:: Short exercise ::
Take each line that has the word "document" and return it.

[Recorded data]

------------------------------------------------

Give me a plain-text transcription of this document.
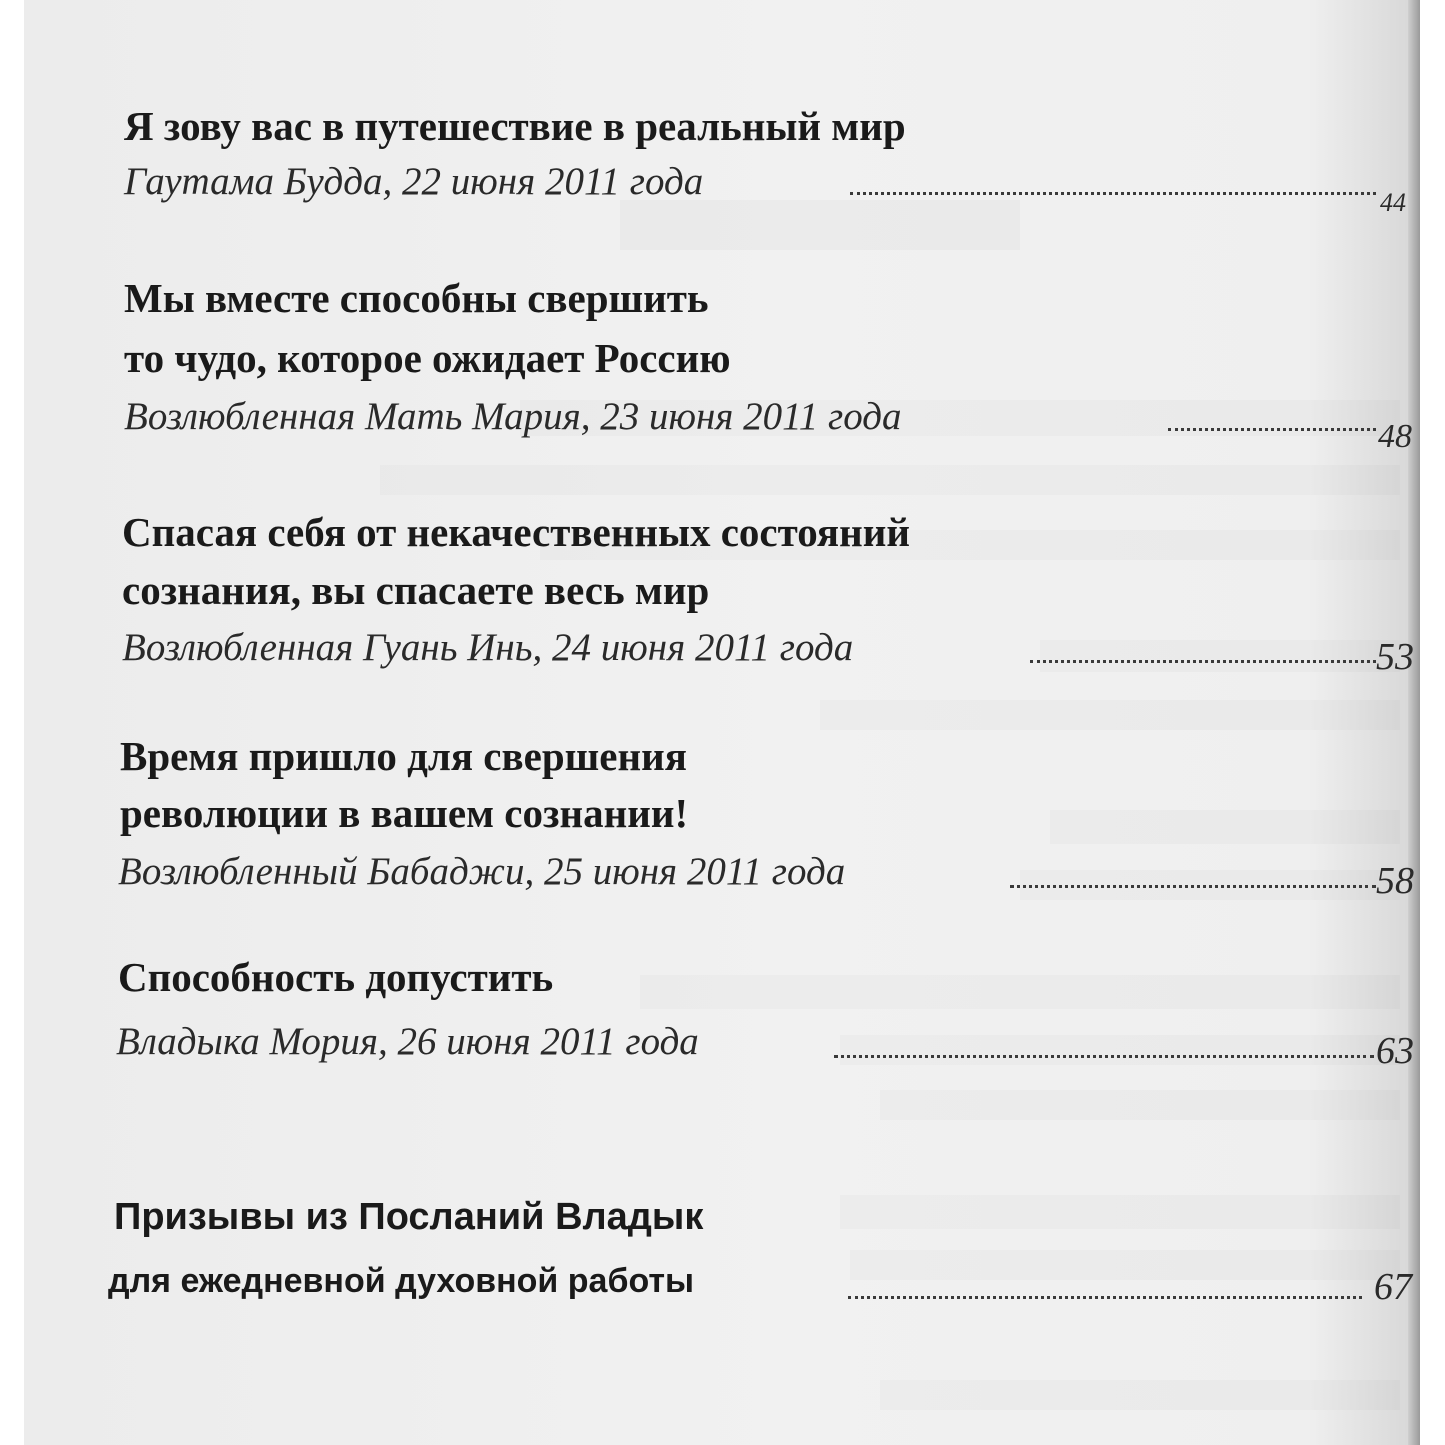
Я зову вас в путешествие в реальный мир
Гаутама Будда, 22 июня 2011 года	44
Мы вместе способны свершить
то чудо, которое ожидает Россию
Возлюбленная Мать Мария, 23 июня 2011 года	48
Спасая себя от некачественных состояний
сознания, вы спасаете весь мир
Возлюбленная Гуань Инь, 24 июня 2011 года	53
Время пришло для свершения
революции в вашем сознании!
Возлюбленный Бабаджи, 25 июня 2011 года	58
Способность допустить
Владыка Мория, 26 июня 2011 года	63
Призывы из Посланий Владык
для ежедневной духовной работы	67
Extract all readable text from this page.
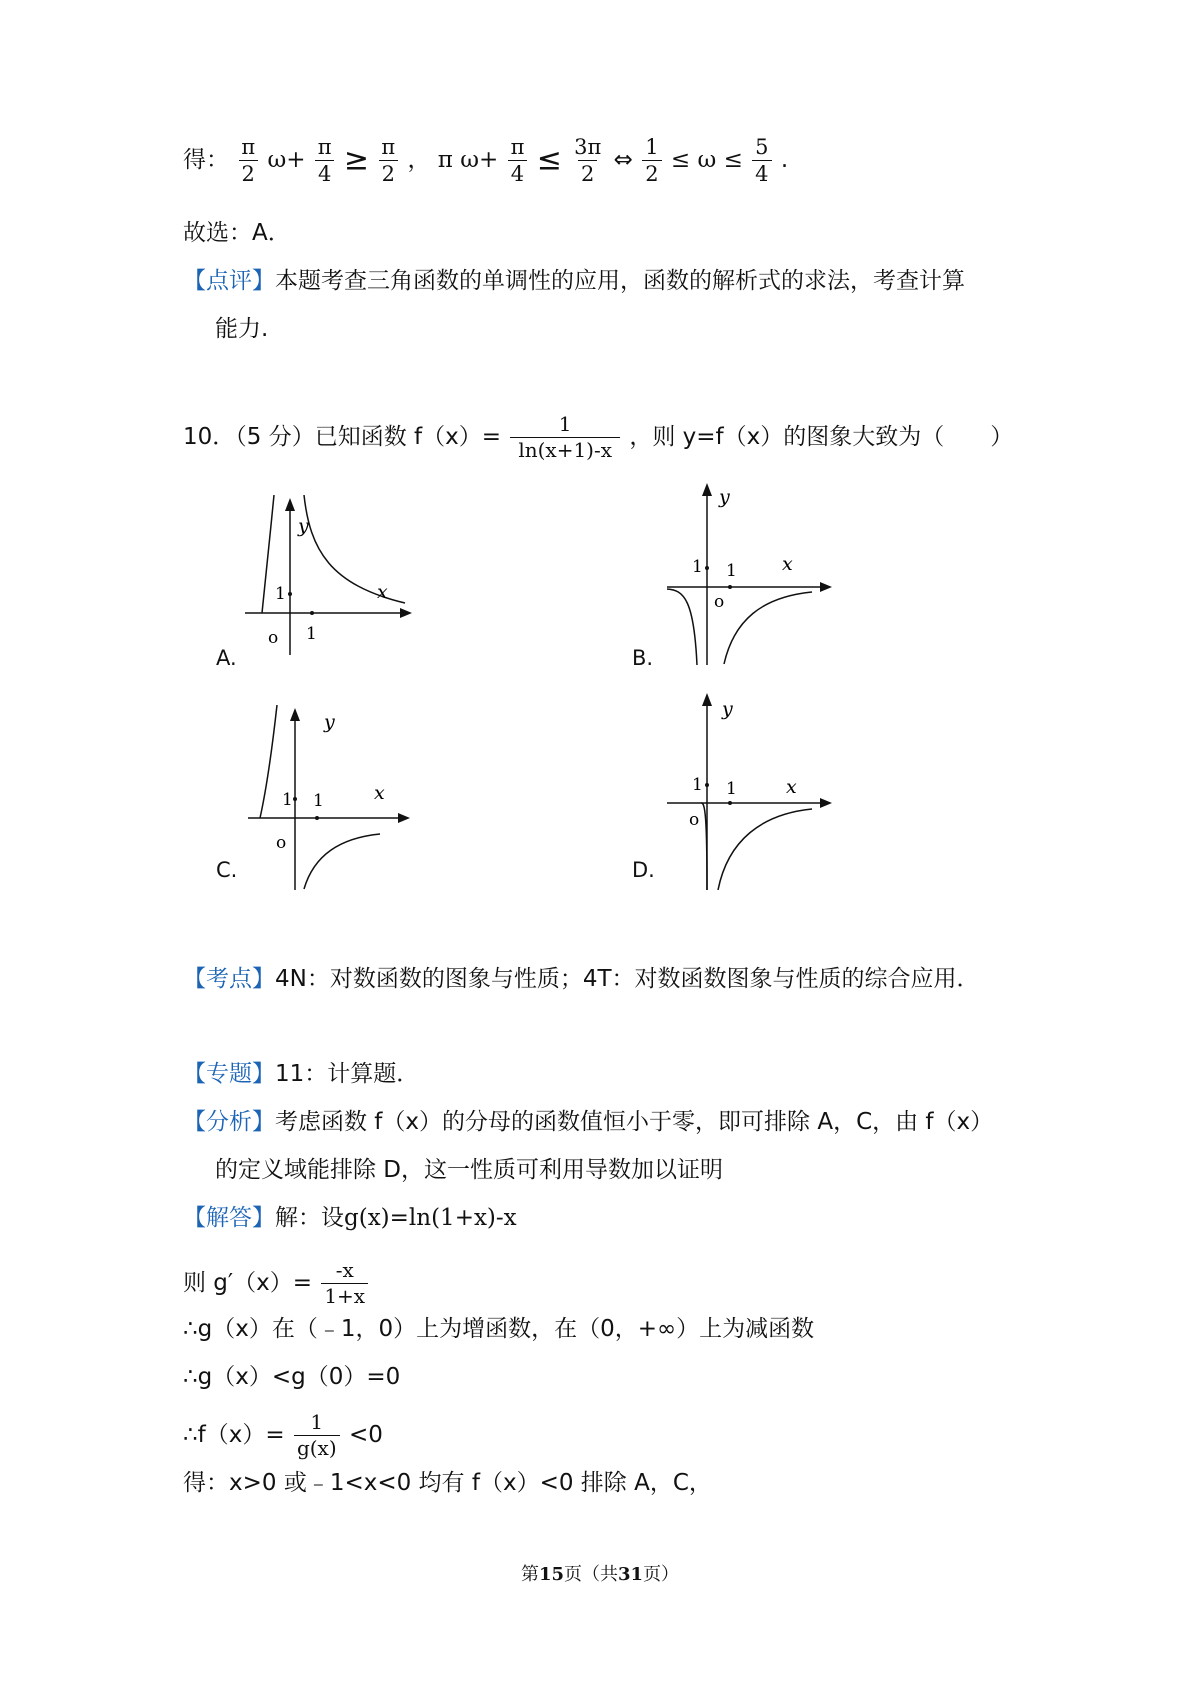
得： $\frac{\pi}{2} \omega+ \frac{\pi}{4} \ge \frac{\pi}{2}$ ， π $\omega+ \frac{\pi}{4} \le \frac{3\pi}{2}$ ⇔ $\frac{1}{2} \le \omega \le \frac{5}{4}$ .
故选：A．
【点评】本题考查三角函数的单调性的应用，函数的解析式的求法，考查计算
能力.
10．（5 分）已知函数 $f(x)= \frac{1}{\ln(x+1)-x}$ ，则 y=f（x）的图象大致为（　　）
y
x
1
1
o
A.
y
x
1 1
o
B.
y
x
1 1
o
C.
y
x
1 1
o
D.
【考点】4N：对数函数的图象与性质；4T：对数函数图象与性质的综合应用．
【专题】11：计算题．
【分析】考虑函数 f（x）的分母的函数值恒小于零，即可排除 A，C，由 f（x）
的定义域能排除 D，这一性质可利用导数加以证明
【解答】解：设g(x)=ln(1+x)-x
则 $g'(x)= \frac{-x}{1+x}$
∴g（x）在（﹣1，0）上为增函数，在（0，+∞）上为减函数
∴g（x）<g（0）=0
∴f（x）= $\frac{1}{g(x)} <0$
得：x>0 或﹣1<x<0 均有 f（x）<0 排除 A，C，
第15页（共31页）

------------------------------------------------

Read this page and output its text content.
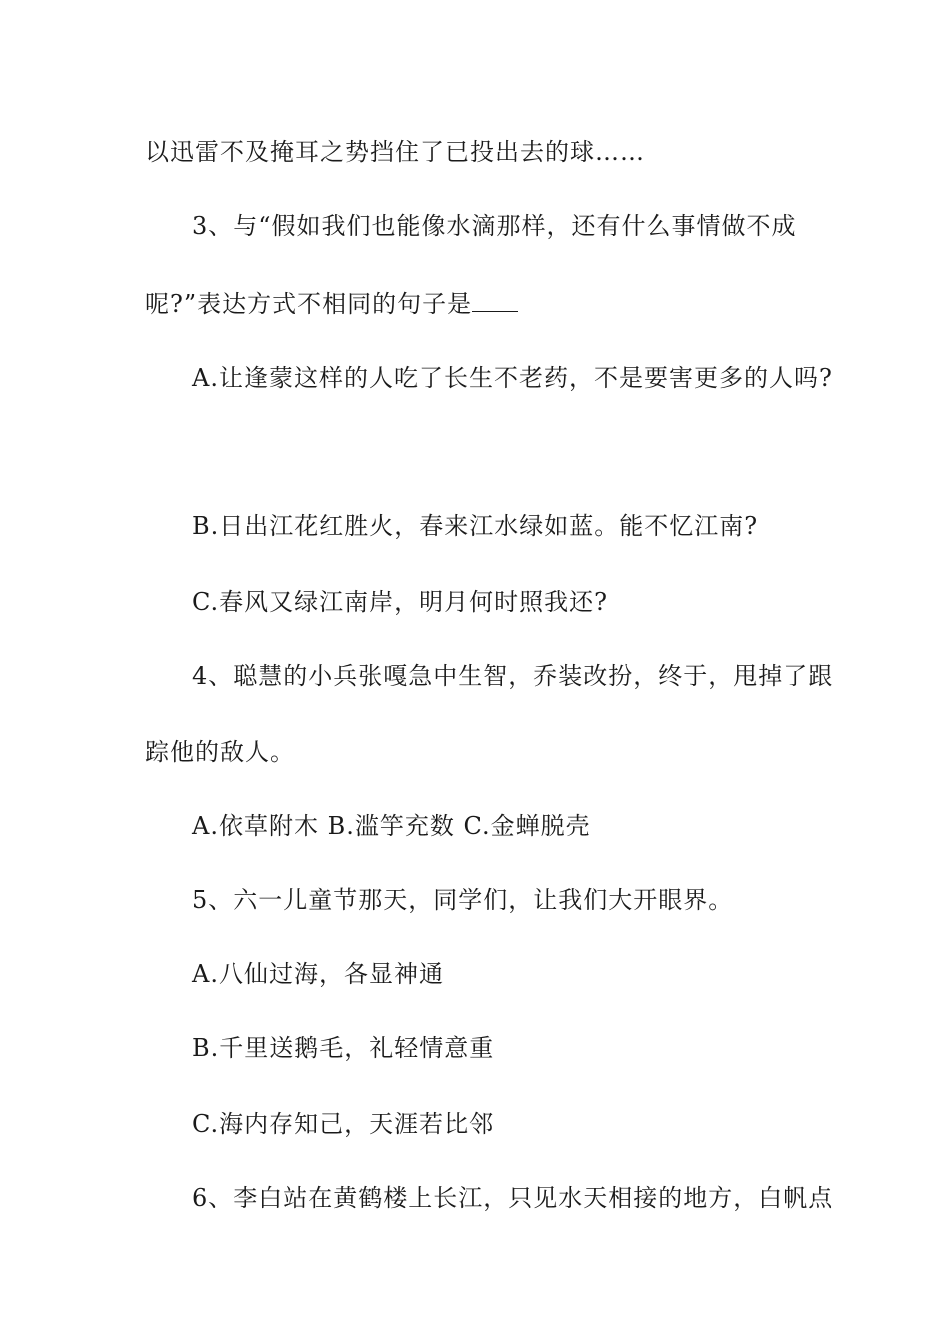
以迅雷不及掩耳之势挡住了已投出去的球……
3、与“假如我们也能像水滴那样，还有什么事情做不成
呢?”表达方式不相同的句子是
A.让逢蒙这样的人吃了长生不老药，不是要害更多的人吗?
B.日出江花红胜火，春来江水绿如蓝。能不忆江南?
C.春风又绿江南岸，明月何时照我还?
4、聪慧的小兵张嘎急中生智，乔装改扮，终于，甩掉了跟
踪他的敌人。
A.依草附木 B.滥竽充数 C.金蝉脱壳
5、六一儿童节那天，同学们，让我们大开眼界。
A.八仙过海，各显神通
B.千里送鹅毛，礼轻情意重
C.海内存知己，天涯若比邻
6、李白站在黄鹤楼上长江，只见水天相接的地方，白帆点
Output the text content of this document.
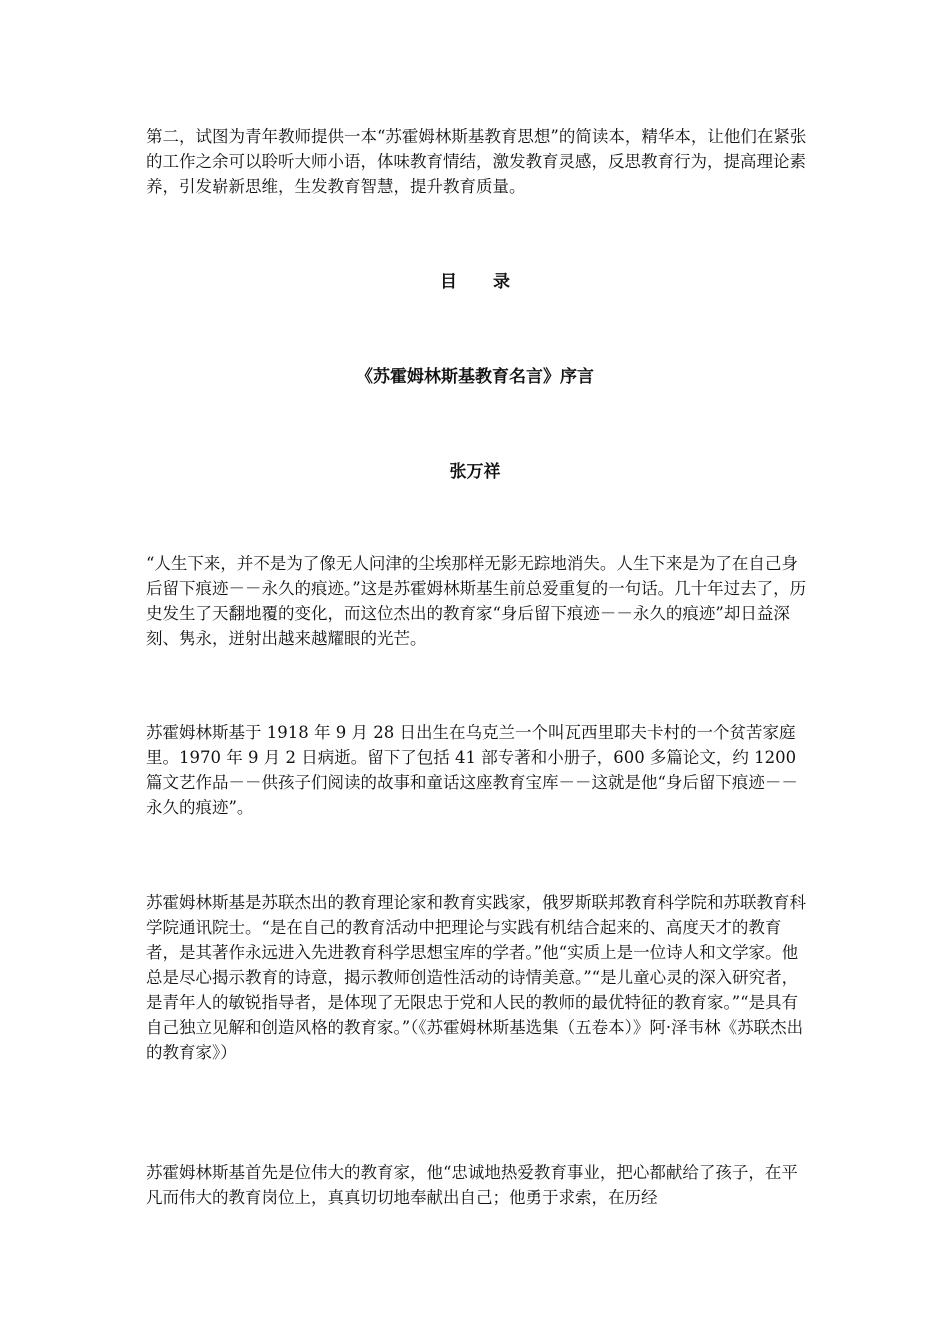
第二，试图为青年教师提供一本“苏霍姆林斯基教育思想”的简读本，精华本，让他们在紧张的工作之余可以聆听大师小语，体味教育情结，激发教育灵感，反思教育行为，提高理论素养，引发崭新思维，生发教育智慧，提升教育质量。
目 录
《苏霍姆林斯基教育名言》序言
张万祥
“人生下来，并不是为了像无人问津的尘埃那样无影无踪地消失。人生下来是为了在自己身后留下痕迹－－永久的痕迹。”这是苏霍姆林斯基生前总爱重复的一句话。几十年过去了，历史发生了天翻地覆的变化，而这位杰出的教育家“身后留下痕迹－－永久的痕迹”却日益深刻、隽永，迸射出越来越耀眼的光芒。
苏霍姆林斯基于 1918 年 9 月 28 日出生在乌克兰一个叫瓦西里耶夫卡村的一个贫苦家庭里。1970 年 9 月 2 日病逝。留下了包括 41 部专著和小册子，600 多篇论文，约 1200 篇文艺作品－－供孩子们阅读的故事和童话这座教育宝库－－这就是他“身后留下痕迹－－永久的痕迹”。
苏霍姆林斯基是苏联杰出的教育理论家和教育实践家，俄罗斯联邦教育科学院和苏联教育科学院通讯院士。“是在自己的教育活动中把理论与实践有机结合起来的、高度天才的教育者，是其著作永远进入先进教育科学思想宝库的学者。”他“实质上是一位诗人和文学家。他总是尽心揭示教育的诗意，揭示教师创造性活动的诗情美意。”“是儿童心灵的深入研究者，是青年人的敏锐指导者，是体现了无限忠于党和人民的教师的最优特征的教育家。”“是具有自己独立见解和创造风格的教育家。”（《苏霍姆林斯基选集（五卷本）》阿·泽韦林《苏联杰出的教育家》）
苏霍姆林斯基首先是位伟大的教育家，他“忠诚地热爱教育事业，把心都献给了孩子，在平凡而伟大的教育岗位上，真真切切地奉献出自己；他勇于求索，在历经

------------------------------------------------

:: Output of the task ::
Give me a plain-text transcription of this document.
Output the text content of this document.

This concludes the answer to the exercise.